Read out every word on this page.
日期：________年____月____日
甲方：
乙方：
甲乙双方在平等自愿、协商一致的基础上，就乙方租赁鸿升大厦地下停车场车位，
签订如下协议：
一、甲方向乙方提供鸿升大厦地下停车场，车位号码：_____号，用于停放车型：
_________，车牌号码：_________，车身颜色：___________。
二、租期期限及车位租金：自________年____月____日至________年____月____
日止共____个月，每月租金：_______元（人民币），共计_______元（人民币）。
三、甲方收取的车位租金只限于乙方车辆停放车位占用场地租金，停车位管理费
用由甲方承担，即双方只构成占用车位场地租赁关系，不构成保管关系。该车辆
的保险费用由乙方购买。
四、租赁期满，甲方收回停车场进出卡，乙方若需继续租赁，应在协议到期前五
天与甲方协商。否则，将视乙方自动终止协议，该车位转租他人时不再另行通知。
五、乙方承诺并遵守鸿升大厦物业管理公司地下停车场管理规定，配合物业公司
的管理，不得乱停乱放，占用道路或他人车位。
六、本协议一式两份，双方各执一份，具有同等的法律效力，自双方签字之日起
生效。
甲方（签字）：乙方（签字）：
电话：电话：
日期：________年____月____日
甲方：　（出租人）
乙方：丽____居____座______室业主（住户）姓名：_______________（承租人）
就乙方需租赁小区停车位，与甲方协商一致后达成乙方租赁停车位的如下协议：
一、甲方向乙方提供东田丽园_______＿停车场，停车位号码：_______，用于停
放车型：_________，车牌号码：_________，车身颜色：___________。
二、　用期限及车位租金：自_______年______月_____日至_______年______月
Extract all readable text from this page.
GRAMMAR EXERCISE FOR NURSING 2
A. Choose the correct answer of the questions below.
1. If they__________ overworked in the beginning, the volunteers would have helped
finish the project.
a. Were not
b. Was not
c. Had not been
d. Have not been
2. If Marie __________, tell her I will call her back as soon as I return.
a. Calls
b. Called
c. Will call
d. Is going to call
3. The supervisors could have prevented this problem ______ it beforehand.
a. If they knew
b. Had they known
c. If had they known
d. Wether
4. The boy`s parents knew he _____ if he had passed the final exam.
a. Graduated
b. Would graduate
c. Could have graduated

*****

TASK TO CARRY OUT: Quote the lines of the listing above that run from the line with "Extract all readable text from this page." through its last line, both included, and nothing else.

RIGHT ANSWER:
Extract all readable text from this page.
GRAMMAR EXERCISE FOR NURSING 2
A. Choose the correct answer of the questions below.
1. If they__________ overworked in the beginning, the volunteers would have helped
finish the project.
a. Were not
b. Was not
c. Had not been
d. Have not been
2. If Marie __________, tell her I will call her back as soon as I return.
a. Calls
b. Called
c. Will call
d. Is going to call
3. The supervisors could have prevented this problem ______ it beforehand.
a. If they knew
b. Had they known
c. If had they known
d. Wether
4. The boy`s parents knew he _____ if he had passed the final exam.
a. Graduated
b. Would graduate
c. Could have graduated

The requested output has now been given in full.